▶ [EXTRACT PROVIDED]
· · · · · · ·

The reason this caught my attention is not only because it seems to indicate some kind of device or pilot being necessary for flight. The word
“Chimu” is also the exact name of a people said to have founded an ancient Kingdom in Peru (The Kingdom of Chimor). The Chimu of Peru, are said to
be descendants of Dragons (a main temple of theirs being called “Huaca El Dragon”) and their capital city was called Chan Chan, which actually
sounds rather Chinese. In researching this subject it does pay off to pay attention to names, words and their meaning.
Lets see what other interesting information we can glean from records that are widely available in public.
It can fly among the clouds or hide in water (according to the Guanzi). It can form clouds, can turn into water or fire, can become invisible or
glow in the dark (according to the Shuowen Jiezi). At the end of his reign, the first legendary Emperor Huang Di was said to have ascended to Heaven
with his Dragon. Since the Chinese consider Huang Di as their ancestor, they sometimes refer to themselves as "the descendants of the dragon". This
legend also contributed towards the use of the Chinese dragon as a symbol of imperial power.(5)
The Chinese knew many different types of “Dragons”, and the descriptions thereof tend to resemble a fleet of aircraft rather than a group of
fantasy-figures. Lets look at only a few of the hundreds of “longs”
• Tialong: Literally “Sky Dragon” or “Star Dragon”, a Dragon that pulls chariots of the Gods and guards places in the sky.
• Shenlong: Literally “God Dragon”.
• Fucalong: Literally “Hidden Treasure Dragon”, associated with flying into Volcanoes and Underground to hide treasures.
• Dilong: Literally “Earth Dragon” (as opposed to “Sky Dragon”), also associated with entering rivers, lakes and seas.
• Yinglong: Literally “Communicating or Responding Dragon”
• Panlong: Coiled Dragon
• Jialong: Scaled Dragon
• Huanglong: “Yellow Dragon”, the vehicle of the Emperor
• Feilong: Literally “Flying Dragon”, associated with flying in the sky in through the Clouds.
• Qinglong: Literally “Azure Dragon” associated with certain “mythological creatures”.
• Qilong: A Dragon sometimes horned, sometimes not horned.
• Longwang: Literally “Dragon Kings”
• Hong: Literally “Rainbow Serpent”
• Teng: A flying Dragon without legs
There are many other types, too numerous to count. Thinking that all of this comes from “peoples inherent fear of snakes” is a bit of a stretch,
no? It seems that all this talk of Dragons throughout the world is based on an ancient reality, long forgotten. The original meanings of the words
were merely stylized and mythologized.

· · · · · · ·

▶ [DATA LINES]
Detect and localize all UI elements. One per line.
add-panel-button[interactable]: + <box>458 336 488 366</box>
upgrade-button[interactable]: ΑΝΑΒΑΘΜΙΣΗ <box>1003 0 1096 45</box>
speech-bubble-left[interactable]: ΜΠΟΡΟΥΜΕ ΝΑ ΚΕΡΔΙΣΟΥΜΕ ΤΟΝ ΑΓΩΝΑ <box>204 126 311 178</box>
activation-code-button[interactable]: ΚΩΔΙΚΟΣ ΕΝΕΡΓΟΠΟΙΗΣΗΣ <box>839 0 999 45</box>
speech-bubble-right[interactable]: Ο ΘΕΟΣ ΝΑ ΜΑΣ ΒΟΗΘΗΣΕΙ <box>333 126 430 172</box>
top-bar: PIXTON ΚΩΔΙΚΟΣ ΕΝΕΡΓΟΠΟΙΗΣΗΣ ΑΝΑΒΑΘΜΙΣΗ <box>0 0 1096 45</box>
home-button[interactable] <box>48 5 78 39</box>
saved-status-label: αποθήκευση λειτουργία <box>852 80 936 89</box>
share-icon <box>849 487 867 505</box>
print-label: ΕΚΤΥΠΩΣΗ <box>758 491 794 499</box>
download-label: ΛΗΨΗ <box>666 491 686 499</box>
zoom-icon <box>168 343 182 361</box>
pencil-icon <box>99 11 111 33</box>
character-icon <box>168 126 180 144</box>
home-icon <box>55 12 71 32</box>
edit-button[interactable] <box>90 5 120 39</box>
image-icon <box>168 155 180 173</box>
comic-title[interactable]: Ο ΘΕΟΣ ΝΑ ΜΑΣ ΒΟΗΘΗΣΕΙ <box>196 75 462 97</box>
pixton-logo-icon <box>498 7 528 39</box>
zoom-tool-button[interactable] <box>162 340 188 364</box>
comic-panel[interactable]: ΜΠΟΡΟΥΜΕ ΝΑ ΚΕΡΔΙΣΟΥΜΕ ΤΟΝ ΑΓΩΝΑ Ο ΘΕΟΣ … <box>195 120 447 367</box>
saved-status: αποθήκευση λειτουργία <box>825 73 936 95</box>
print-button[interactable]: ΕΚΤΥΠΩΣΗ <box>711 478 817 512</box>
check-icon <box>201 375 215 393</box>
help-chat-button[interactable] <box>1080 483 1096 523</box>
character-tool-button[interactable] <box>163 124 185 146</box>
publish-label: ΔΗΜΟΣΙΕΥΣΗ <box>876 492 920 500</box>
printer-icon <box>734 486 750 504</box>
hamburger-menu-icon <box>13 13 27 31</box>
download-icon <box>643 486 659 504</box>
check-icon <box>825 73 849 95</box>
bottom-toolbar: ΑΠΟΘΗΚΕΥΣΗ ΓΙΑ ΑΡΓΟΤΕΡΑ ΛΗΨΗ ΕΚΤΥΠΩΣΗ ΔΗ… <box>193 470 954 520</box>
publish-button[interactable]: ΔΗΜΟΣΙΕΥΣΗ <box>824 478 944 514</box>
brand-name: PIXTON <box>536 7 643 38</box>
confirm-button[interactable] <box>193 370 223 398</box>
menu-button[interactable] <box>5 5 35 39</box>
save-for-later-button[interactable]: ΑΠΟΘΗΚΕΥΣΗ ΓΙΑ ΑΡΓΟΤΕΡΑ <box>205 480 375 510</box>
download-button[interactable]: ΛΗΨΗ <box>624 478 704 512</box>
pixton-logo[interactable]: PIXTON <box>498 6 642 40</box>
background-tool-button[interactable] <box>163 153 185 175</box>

· · · · · · ·

▶ [WHAT NEEDS TO BE DONE]
Using the passage on Chinese dragons, mark each statement yes or no, and quote the words in the passage that settle it: (a) Huanglong served as the Emperor's vehicle; (b) Teng is a flying dragon with four legs; (c) the Chimu capital was called Chan Chan. You won't need the data to do this.

▶ [THE RESULT]
(a) Yes: "“Yellow Dragon”, the vehicle of the Emperor"
(b) No: "A flying Dragon without legs"
(c) Yes: "their capital city was called Chan Chan"